Dataset entries -
◆ ◆ ◆ ◆ ◆ ◆ ◆
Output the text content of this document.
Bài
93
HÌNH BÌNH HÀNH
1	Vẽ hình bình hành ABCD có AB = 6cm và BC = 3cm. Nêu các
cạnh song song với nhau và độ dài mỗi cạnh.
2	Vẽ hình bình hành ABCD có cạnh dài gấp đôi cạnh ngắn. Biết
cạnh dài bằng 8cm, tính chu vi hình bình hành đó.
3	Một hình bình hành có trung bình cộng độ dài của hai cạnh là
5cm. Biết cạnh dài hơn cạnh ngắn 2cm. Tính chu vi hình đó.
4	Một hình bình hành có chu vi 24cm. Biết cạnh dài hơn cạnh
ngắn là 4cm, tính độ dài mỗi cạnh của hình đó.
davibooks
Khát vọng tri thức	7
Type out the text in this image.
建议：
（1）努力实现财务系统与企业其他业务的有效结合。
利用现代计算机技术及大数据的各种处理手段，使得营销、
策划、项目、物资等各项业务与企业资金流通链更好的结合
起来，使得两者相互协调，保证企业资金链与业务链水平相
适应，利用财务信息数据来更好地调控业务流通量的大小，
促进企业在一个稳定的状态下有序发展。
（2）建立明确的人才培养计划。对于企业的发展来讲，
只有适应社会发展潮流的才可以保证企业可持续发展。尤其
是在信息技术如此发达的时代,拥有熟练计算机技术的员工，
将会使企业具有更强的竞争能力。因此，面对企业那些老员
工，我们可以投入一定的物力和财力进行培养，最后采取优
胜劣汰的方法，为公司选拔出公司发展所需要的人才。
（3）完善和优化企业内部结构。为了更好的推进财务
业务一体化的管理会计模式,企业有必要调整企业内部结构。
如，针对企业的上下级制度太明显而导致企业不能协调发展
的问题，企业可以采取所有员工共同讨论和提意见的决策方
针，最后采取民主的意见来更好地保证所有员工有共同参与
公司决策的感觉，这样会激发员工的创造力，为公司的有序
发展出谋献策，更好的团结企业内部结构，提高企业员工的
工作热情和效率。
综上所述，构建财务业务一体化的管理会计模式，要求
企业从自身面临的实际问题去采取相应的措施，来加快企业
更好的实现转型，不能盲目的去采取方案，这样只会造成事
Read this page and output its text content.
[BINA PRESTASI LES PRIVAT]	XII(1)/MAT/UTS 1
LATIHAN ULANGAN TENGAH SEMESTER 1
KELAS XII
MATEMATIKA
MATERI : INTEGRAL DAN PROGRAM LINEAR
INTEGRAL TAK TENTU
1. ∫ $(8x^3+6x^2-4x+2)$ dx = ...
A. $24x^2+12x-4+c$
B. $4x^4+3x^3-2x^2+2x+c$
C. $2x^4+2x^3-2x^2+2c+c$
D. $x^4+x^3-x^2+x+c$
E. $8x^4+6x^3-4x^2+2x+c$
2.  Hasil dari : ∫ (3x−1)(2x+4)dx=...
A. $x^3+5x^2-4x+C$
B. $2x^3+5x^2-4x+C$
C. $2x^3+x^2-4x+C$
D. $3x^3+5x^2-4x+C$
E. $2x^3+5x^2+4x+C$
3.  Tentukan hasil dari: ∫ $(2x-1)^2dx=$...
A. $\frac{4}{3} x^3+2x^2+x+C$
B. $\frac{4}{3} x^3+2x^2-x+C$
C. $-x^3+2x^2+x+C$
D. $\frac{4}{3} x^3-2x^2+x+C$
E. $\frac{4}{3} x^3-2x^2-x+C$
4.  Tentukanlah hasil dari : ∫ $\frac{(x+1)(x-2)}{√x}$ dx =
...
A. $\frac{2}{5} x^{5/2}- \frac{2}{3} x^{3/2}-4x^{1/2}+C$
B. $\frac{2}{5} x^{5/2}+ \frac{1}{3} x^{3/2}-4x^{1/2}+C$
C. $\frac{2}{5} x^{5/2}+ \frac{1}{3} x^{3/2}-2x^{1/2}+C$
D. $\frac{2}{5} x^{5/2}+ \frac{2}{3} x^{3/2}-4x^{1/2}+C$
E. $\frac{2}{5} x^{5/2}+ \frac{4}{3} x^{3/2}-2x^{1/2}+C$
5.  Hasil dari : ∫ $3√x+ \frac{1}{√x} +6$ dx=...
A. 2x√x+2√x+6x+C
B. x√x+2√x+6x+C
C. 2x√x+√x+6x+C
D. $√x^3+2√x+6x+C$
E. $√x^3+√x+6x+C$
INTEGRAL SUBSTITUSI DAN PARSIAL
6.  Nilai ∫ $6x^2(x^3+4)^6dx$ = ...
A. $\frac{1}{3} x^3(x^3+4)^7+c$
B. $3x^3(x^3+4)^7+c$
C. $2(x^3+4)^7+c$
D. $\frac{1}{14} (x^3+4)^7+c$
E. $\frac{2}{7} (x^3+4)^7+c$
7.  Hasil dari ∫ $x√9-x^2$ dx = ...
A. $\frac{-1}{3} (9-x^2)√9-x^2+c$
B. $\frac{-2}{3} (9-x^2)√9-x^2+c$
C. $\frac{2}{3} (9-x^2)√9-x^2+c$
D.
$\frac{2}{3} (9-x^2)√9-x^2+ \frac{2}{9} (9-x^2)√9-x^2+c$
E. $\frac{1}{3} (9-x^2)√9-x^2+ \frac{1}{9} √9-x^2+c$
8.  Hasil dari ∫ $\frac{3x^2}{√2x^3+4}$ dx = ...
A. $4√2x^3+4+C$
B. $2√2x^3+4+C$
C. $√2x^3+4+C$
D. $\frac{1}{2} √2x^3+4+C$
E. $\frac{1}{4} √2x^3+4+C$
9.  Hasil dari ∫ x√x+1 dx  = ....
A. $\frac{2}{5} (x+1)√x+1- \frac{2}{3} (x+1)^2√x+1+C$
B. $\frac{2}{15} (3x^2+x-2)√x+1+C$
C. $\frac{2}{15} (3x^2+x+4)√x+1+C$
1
◆ ◆ ◆ ◆ ◆ ◆ ◆
From the listing, copy each line containing the word "text".

Output the text content of this document.
Type out the text in this image.
Read this page and output its text content.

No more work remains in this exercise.